*Exercise objective:* Rewrite the passage of the disk failure message from "Proof that lack" to "things on it.", changing "airport scanners" to "security scanners".

*Text to read:*
>> begin

Proof that lack of backups causes disk failure

Sean picasso@madflower.com
Mon, 8 Oct 2001 17:03:47 -0400 (EDT)


That almost sounds like the heads on the drive got jarred during shipping
and the problems are are just now creeping up on you because it was only
specific spots and you just started accessing them or the kernel just
realized there was a problem. I have had it happen a few times especially
with older drives and portables going through the airport scanners (or at
least the jarring of traveling with it.)

I just hope you didnt have too many new things on it.

Sean


On 8 Oct 2001, Ben Pfaff wrote:

> As many of you know, I do nightly tape backups, and had for the
> last 4 years or so.  Or, at least, I did until I moved out here,
> because my tape drive hasn't been shipped to me yet.  I figured
> that the chances of anything going wrong in the meantime were
> small.

>> end

Element location listings:
>> begin

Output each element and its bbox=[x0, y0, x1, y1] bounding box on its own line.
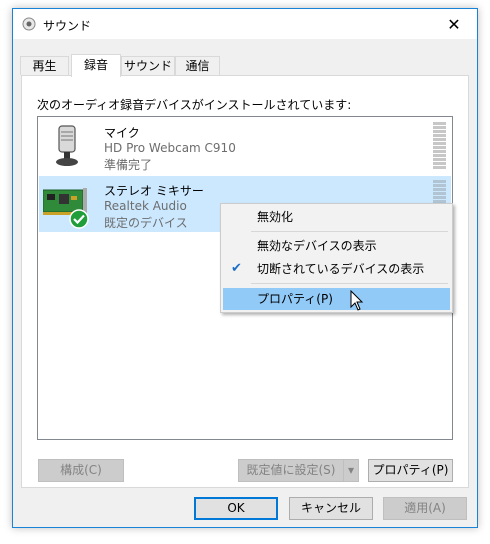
set-default-button[interactable]: 既定値に設定(S) bbox=[238, 459, 344, 482]
configure-button[interactable]: 構成(C) bbox=[38, 459, 124, 482]
menu-item-properties[interactable]: プロパティ(P) bbox=[223, 288, 450, 310]
device-item-microphone[interactable]: マイク HD Pro Webcam C910 準備完了 bbox=[39, 118, 451, 174]
menu-item-show-disconnected[interactable]: ✔ 切断されているデバイスの表示 bbox=[223, 258, 450, 280]
menu-item-label: 無効なデバイスの表示 bbox=[257, 239, 377, 253]
device-status: 準備完了 bbox=[104, 158, 153, 172]
chevron-down-icon: ▾ bbox=[347, 463, 355, 477]
tab-communications[interactable]: 通信 bbox=[175, 56, 220, 75]
checkmark-icon: ✔ bbox=[231, 261, 242, 276]
microphone-icon bbox=[56, 125, 78, 166]
window-title: サウンド bbox=[43, 19, 92, 33]
menu-item-label: 切断されているデバイスの表示 bbox=[257, 262, 425, 276]
device-name: マイク bbox=[104, 126, 140, 140]
properties-button[interactable]: プロパティ(P) bbox=[368, 459, 453, 482]
ok-button[interactable]: OK bbox=[194, 497, 278, 520]
set-default-dropdown[interactable]: ▾ bbox=[343, 459, 359, 482]
menu-item-show-disabled[interactable]: 無効なデバイスの表示 bbox=[223, 235, 450, 257]
tab-recording[interactable]: 録音 bbox=[71, 54, 121, 77]
device-name: ステレオ ミキサー bbox=[104, 184, 204, 198]
level-meter bbox=[433, 122, 446, 170]
title-bar[interactable]: サウンド ✕ bbox=[13, 9, 477, 39]
menu-item-label: 無効化 bbox=[257, 210, 294, 224]
menu-item-disable[interactable]: 無効化 bbox=[223, 206, 450, 228]
apply-button[interactable]: 適用(A) bbox=[383, 497, 467, 520]
instruction-text: 次のオーディオ録音デバイスがインストールされています: bbox=[37, 98, 352, 112]
speaker-icon bbox=[22, 17, 36, 31]
default-check-icon bbox=[69, 209, 89, 229]
tab-sounds[interactable]: サウンド bbox=[121, 56, 175, 75]
close-icon: ✕ bbox=[447, 14, 461, 34]
menu-item-label: プロパティ(P) bbox=[257, 292, 333, 306]
menu-separator bbox=[251, 283, 448, 284]
tab-playback[interactable]: 再生 bbox=[20, 56, 69, 75]
context-menu: 無効化 無効なデバイスの表示 ✔ 切断されているデバイスの表示 プロパティ(P) bbox=[220, 203, 453, 313]
mouse-pointer-icon bbox=[350, 290, 364, 311]
device-driver: Realtek Audio bbox=[104, 199, 187, 213]
menu-separator bbox=[251, 231, 448, 232]
cancel-button[interactable]: キャンセル bbox=[289, 497, 373, 520]
device-status: 既定のデバイス bbox=[104, 216, 188, 230]
device-driver: HD Pro Webcam C910 bbox=[104, 141, 236, 155]
close-button[interactable]: ✕ bbox=[431, 9, 477, 39]
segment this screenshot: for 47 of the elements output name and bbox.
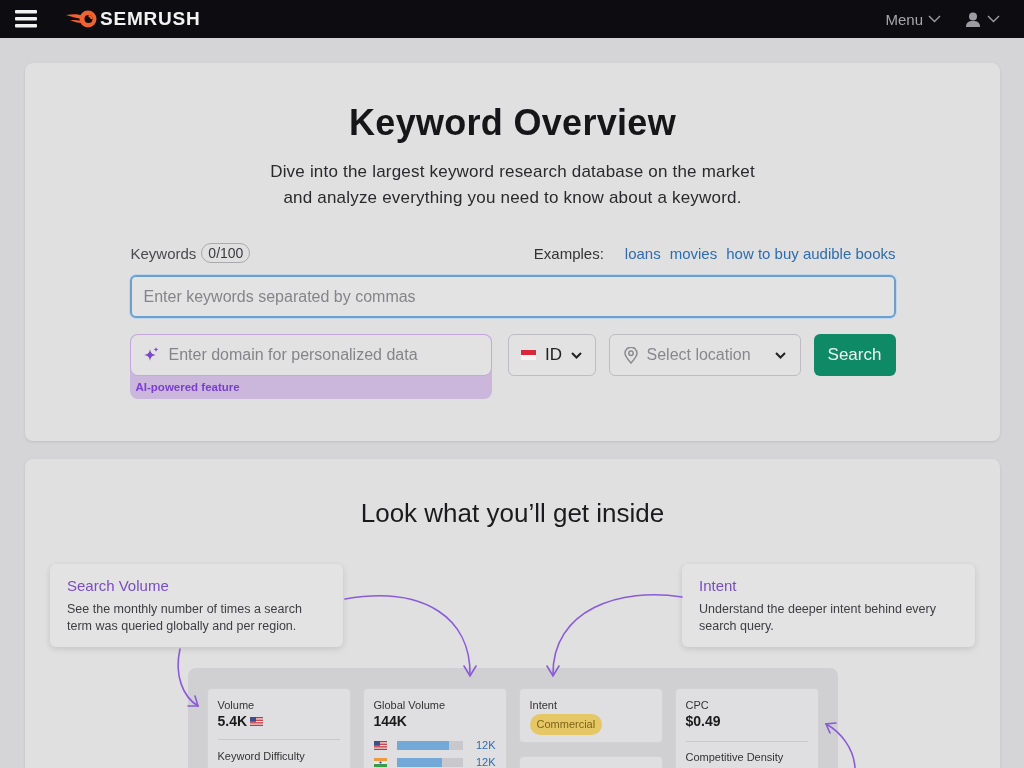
chevron-down-icon	[571, 351, 582, 359]
menu-icon[interactable]	[15, 10, 37, 28]
callout-title: Intent	[699, 577, 738, 595]
location-select[interactable]: Select location	[608, 334, 801, 376]
logo-text[interactable]: SEMRUSH	[100, 8, 201, 30]
page-subtitle: Dive into the largest keyword research database on the market and analyze everything you need to know about a keyword.	[270, 161, 755, 209]
metric-label: Intent	[529, 698, 559, 712]
metric-value: $0.49	[685, 713, 721, 729]
callout-title: Search Volume	[67, 577, 170, 595]
volume-value: 12K	[475, 739, 496, 751]
intent-badge: Commercial	[529, 714, 603, 735]
callout-text: Understand the deeper intent behind every search query.	[699, 601, 937, 635]
domain-input-field[interactable]: Enter domain for personalized data	[129, 334, 492, 376]
chevron-down-icon	[774, 351, 786, 359]
volume-value: 12K	[475, 756, 496, 768]
keywords-label: Keywords	[130, 244, 197, 262]
us-flag-icon	[250, 716, 264, 726]
curved-arrow	[824, 722, 856, 768]
search-button[interactable]: Search	[813, 334, 896, 376]
metric-label: Global Volume	[373, 698, 447, 712]
database-select[interactable]: ID	[507, 334, 596, 376]
examples-label: Examples:	[533, 244, 604, 262]
page-title: Keyword Overview	[349, 101, 676, 145]
callout-text: See the monthly number of times a search term was queried globally and per region.	[67, 601, 303, 635]
keywords-input-field[interactable]: Enter keywords separated by commas	[129, 275, 896, 318]
metric-label: Competitive Density	[685, 750, 785, 764]
sparkle-icon	[143, 347, 159, 362]
indonesia-flag-icon	[521, 350, 536, 360]
section-title: Look what you’ll get inside	[360, 498, 665, 528]
us-flag-icon	[373, 740, 387, 750]
metric-label: Keyword Difficulty	[217, 749, 306, 763]
metric-label: CPC	[685, 698, 710, 712]
metric-value: 144K	[373, 713, 407, 729]
example-link[interactable]: movies	[669, 244, 718, 262]
logo-icon[interactable]	[65, 10, 97, 28]
chevron-down-icon	[928, 15, 941, 23]
example-link[interactable]: loans	[624, 244, 661, 262]
metric-label: Volume	[217, 698, 256, 712]
menu-button[interactable]: Menu	[885, 10, 941, 28]
chevron-down-icon[interactable]	[987, 15, 1000, 23]
example-link[interactable]: how to buy audible books	[726, 244, 896, 262]
user-icon[interactable]	[966, 11, 980, 27]
india-flag-icon	[373, 757, 387, 767]
ai-feature-label: AI-powered feature	[134, 380, 241, 395]
curved-arrow	[177, 648, 200, 707]
metric-value: 5.4K	[217, 713, 248, 729]
location-pin-icon	[623, 346, 638, 364]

>> end

*Written response:*
Proof that lack of backups causes disk failure

Sean picasso@madflower.com
Mon, 8 Oct 2001 17:03:47 -0400 (EDT)


That almost sounds like the heads on the drive got jarred during shipping
and the problems are are just now creeping up on you because it was only
specific spots and you just started accessing them or the kernel just
realized there was a problem. I have had it happen a few times especially
with older drives and portables going through the security scanners (or at
least the jarring of traveling with it.)

I just hope you didnt have too many new things on it.